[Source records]
******************************

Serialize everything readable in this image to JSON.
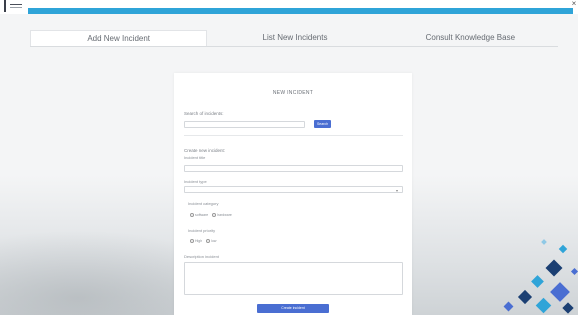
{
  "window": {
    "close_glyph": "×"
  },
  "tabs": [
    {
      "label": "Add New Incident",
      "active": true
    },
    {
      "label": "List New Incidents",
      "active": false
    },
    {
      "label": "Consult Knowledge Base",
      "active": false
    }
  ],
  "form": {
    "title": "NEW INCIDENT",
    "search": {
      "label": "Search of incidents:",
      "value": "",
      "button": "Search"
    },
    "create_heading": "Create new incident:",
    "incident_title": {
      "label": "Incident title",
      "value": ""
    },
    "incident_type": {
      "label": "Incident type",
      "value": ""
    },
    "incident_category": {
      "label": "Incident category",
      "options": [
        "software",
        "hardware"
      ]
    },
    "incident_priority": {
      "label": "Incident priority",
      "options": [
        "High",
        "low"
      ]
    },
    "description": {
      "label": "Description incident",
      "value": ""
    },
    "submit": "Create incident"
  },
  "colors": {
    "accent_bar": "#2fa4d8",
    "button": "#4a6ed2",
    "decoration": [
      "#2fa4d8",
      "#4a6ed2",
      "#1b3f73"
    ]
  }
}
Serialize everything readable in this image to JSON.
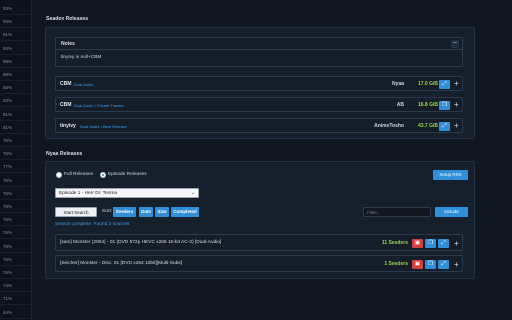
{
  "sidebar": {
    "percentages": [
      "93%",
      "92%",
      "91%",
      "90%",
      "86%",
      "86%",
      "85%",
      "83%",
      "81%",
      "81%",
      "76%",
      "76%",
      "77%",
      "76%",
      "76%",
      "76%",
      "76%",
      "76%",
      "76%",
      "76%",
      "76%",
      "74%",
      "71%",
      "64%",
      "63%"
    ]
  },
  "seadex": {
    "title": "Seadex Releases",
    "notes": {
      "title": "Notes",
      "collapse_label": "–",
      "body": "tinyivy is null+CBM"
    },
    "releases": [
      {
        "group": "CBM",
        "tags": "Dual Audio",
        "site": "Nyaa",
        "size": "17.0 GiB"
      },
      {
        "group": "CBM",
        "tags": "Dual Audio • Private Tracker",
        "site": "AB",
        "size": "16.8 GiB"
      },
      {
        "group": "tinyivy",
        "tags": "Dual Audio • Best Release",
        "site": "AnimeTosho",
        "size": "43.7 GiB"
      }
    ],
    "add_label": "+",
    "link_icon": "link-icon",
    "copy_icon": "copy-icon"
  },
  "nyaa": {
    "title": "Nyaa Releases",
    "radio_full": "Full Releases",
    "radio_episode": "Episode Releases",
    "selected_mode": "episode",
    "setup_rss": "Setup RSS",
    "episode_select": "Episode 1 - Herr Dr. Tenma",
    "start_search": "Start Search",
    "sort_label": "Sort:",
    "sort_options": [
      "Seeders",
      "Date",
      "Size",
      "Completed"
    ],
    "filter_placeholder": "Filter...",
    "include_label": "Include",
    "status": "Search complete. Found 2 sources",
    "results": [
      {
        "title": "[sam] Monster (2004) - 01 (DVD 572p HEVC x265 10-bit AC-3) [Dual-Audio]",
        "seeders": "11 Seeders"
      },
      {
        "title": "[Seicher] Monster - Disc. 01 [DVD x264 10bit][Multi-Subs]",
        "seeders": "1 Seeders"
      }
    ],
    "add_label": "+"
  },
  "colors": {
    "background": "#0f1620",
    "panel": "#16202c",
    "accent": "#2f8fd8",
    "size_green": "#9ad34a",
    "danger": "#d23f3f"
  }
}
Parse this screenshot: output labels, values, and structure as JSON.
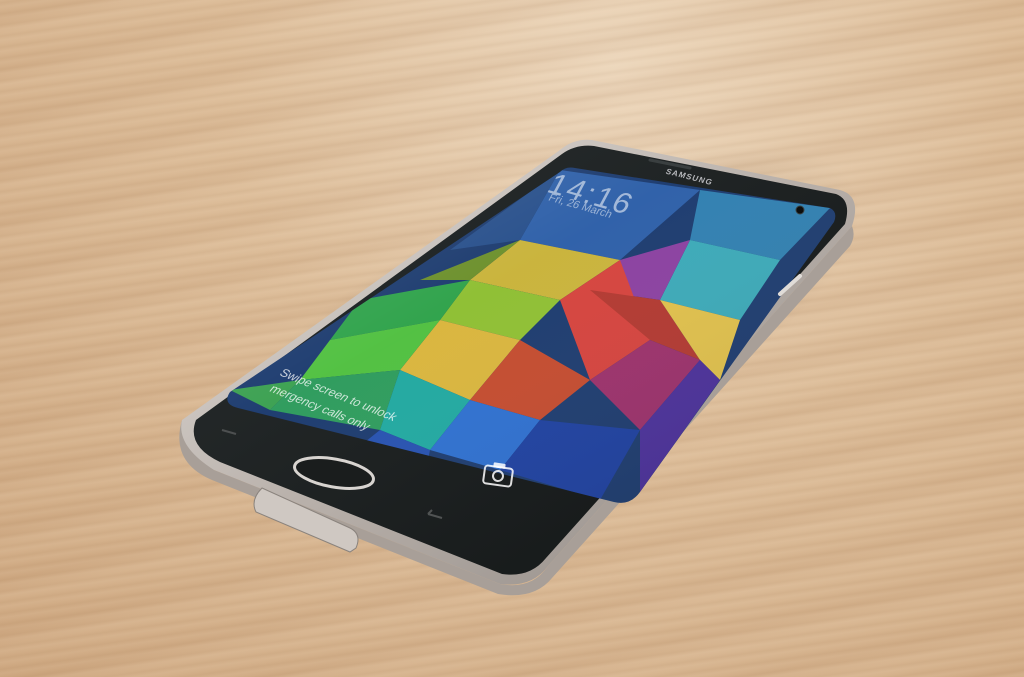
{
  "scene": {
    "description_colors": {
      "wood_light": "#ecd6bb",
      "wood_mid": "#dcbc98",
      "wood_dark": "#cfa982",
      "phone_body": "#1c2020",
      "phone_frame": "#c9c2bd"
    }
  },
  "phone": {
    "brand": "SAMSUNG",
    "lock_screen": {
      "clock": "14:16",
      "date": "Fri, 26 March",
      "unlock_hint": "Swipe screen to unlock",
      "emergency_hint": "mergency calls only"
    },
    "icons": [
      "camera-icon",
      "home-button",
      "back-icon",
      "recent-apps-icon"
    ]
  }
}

******************************

(GIVEN INSTRUCTION) Starting at the line that contains "Parse this screenshot: output", write out every line through the final line of the entries, word for word; skip any pictures.

(EXERCISE ANSWER)
Parse this screenshot: output labels, values, and structure as JSON.
{
  "scene": {
    "description_colors": {
      "wood_light": "#ecd6bb",
      "wood_mid": "#dcbc98",
      "wood_dark": "#cfa982",
      "phone_body": "#1c2020",
      "phone_frame": "#c9c2bd"
    }
  },
  "phone": {
    "brand": "SAMSUNG",
    "lock_screen": {
      "clock": "14:16",
      "date": "Fri, 26 March",
      "unlock_hint": "Swipe screen to unlock",
      "emergency_hint": "mergency calls only"
    },
    "icons": [
      "camera-icon",
      "home-button",
      "back-icon",
      "recent-apps-icon"
    ]
  }
}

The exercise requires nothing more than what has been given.